━━━ Testo proposto

Nessun effetto Moody’s: vendite sui BTp
Lo spread risale a 240 punti, le Borse temono una nuova ondata pandemica
Il sollievo per la mancata bocciatura da parte di Moody’s è durato una manciata di ore. Dopo una partenza sprint sull’indice Ftse Mib, arrivato a guadagnare l’1,3% in avvio, Piazza Affari ha rallentato fino a chiudere in territorio negativo (-0,33%) in linea con le altre piazze continentali (-0,4% il saldo finale dello Stoxx 600). A pesare negativamente sulla propensione al rischio degli investitori è stata la paura di una seconda ondata di contagio dopo l’aumento delle infezioni registrato in Germania e Corea del Sud e il nuovo focolaio nella città cinese di Whuan a un mese dall’allentamento delle restrizioni. L’orientamento degli investitori continua ad essere all’insegna della selezione tra perdenti e vincitori della crisi. Tra questi ultimi c’è la tecnologia anche ieri in controtendenza a Wall Street dove il Nasdaq ha già azzerato le perdite da inizio anno. Ma c’è chi invita a non farsi troppe illusioni sul rimbalzo come David Kostin, strategist capo per l’azionario Usa di Goldman Sachs che ha messo in conto un nuovo scivolone per Wall Street: -20% nei prossimi tre mesi la previsione.

━━━━━━

Consegna :: Indica con quale variazione percentuale ha chiuso Piazza Affari secondo l'articolo sulle vendite sui BTp.

━━━ Dati mostrati

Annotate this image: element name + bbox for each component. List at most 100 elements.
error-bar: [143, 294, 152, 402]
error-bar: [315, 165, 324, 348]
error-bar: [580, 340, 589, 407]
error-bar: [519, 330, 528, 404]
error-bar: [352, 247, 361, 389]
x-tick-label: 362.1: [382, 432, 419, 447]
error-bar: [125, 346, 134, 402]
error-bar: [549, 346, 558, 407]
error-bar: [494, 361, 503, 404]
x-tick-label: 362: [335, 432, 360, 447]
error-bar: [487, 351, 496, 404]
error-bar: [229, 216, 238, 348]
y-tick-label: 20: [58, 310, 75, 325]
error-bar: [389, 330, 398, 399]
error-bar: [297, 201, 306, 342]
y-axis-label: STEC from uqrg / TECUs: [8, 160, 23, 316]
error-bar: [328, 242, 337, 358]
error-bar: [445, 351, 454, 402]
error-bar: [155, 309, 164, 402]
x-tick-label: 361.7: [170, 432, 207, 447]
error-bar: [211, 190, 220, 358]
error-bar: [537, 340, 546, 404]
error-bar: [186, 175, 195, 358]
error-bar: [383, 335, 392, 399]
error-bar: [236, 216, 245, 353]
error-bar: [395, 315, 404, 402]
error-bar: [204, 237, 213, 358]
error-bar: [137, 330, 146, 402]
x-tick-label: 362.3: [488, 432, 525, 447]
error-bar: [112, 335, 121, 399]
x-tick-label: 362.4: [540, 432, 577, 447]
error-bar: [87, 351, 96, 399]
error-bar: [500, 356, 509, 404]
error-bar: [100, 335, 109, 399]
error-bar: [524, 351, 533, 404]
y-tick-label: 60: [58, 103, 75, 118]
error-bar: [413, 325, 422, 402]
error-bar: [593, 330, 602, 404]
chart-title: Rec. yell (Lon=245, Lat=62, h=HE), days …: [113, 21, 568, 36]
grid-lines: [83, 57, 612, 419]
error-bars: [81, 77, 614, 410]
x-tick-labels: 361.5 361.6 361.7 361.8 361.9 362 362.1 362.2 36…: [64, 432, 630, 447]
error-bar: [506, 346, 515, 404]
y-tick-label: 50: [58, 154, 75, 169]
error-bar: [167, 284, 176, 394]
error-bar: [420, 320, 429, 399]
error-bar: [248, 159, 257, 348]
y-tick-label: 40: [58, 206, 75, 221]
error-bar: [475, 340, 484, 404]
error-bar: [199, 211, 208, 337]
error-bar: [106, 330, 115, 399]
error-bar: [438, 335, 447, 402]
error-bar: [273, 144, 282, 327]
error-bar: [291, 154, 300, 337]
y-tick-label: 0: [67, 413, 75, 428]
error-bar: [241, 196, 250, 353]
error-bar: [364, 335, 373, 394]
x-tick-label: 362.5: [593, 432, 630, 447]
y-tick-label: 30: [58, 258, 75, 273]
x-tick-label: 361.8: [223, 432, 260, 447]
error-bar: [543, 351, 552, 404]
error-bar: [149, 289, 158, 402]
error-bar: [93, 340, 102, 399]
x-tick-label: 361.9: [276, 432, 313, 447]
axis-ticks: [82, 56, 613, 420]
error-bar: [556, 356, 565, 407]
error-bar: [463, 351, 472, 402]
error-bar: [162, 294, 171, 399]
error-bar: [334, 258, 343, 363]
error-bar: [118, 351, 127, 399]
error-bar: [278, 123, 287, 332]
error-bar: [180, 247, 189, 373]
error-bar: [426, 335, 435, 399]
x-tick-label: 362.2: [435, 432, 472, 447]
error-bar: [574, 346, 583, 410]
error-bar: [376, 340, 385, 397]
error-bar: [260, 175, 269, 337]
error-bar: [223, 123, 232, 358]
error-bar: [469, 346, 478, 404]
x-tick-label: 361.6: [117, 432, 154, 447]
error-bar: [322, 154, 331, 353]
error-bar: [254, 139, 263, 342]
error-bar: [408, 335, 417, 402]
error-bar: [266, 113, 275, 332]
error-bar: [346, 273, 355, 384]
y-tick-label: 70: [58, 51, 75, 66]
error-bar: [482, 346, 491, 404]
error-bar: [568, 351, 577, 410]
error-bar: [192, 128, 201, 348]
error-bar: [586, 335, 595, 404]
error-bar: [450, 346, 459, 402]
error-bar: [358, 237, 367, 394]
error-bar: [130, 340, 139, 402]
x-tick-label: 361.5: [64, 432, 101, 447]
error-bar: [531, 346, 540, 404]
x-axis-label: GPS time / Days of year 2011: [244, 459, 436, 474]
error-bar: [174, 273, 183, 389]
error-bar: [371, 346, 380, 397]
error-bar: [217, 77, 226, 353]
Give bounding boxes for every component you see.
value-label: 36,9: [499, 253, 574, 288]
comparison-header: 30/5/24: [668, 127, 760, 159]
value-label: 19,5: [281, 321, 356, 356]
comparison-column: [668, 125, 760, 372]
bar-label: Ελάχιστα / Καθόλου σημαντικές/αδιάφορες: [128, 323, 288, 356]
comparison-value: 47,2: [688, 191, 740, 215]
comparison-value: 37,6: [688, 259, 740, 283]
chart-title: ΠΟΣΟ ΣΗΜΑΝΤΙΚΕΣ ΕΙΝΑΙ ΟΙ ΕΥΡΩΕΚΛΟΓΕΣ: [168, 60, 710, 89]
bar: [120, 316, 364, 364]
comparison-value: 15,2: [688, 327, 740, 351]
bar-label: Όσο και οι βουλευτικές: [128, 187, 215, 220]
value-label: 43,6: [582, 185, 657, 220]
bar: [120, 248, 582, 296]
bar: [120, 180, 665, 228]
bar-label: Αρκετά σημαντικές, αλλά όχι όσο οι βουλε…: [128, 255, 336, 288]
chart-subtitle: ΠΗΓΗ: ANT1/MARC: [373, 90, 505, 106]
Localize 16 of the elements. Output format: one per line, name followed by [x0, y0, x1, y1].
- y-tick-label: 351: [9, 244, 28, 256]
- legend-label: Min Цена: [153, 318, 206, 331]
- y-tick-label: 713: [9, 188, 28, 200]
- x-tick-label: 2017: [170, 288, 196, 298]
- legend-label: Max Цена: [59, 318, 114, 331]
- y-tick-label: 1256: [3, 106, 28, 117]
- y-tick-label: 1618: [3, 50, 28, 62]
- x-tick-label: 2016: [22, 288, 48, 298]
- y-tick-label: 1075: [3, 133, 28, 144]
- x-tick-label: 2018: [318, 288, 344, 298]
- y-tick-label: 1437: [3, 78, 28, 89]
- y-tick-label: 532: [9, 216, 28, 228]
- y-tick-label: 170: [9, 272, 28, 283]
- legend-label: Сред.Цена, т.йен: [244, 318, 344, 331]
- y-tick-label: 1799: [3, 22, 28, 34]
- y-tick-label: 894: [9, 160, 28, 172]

━━━━━━

Risposta :: Piazza Affari ha chiuso in calo dello 0,33%.